··· Information provided

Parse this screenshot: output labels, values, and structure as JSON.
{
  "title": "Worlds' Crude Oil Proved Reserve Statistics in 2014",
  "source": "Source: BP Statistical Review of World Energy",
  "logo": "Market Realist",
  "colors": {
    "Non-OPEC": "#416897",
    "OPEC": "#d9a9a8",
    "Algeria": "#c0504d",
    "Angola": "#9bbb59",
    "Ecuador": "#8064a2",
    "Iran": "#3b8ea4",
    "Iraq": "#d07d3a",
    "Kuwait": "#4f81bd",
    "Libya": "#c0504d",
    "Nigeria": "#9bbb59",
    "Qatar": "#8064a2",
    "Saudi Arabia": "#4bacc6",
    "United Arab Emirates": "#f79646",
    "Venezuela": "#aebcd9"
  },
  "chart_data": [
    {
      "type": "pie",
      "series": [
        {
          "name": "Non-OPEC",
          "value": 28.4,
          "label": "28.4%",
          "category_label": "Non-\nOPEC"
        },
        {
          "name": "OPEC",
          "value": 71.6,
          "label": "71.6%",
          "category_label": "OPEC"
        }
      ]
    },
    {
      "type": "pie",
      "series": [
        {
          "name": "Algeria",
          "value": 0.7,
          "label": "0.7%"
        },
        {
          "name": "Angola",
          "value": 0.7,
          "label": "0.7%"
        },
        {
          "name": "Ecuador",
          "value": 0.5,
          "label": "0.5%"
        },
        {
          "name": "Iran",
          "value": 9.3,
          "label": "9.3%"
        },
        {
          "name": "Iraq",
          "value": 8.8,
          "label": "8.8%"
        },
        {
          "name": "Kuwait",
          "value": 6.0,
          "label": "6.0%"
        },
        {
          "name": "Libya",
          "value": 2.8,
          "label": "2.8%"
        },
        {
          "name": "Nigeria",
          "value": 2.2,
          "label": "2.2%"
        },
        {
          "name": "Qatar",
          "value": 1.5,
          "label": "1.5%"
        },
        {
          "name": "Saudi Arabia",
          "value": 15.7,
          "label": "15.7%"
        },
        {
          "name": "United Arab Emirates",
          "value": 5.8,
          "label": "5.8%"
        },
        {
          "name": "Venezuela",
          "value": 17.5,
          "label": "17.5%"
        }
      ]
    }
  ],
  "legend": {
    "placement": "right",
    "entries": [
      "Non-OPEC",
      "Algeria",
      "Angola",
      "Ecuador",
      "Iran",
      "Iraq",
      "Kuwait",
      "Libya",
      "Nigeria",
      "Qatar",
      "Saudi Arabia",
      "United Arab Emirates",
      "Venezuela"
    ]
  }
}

······

### Your objective
Copy out the full listing exactly.

### Exercise response
Parse this screenshot: output labels, values, and structure as JSON.
{
  "title": "Worlds' Crude Oil Proved Reserve Statistics in 2014",
  "source": "Source: BP Statistical Review of World Energy",
  "logo": "Market Realist",
  "colors": {
    "Non-OPEC": "#416897",
    "OPEC": "#d9a9a8",
    "Algeria": "#c0504d",
    "Angola": "#9bbb59",
    "Ecuador": "#8064a2",
    "Iran": "#3b8ea4",
    "Iraq": "#d07d3a",
    "Kuwait": "#4f81bd",
    "Libya": "#c0504d",
    "Nigeria": "#9bbb59",
    "Qatar": "#8064a2",
    "Saudi Arabia": "#4bacc6",
    "United Arab Emirates": "#f79646",
    "Venezuela": "#aebcd9"
  },
  "chart_data": [
    {
      "type": "pie",
      "series": [
        {
          "name": "Non-OPEC",
          "value": 28.4,
          "label": "28.4%",
          "category_label": "Non-\nOPEC"
        },
        {
          "name": "OPEC",
          "value": 71.6,
          "label": "71.6%",
          "category_label": "OPEC"
        }
      ]
    },
    {
      "type": "pie",
      "series": [
        {
          "name": "Algeria",
          "value": 0.7,
          "label": "0.7%"
        },
        {
          "name": "Angola",
          "value": 0.7,
          "label": "0.7%"
        },
        {
          "name": "Ecuador",
          "value": 0.5,
          "label": "0.5%"
        },
        {
          "name": "Iran",
          "value": 9.3,
          "label": "9.3%"
        },
        {
          "name": "Iraq",
          "value": 8.8,
          "label": "8.8%"
        },
        {
          "name": "Kuwait",
          "value": 6.0,
          "label": "6.0%"
        },
        {
          "name": "Libya",
          "value": 2.8,
          "label": "2.8%"
        },
        {
          "name": "Nigeria",
          "value": 2.2,
          "label": "2.2%"
        },
        {
          "name": "Qatar",
          "value": 1.5,
          "label": "1.5%"
        },
        {
          "name": "Saudi Arabia",
          "value": 15.7,
          "label": "15.7%"
        },
        {
          "name": "United Arab Emirates",
          "value": 5.8,
          "label": "5.8%"
        },
        {
          "name": "Venezuela",
          "value": 17.5,
          "label": "17.5%"
        }
      ]
    }
  ],
  "legend": {
    "placement": "right",
    "entries": [
      "Non-OPEC",
      "Algeria",
      "Angola",
      "Ecuador",
      "Iran",
      "Iraq",
      "Kuwait",
      "Libya",
      "Nigeria",
      "Qatar",
      "Saudi Arabia",
      "United Arab Emirates",
      "Venezuela"
    ]
  }
}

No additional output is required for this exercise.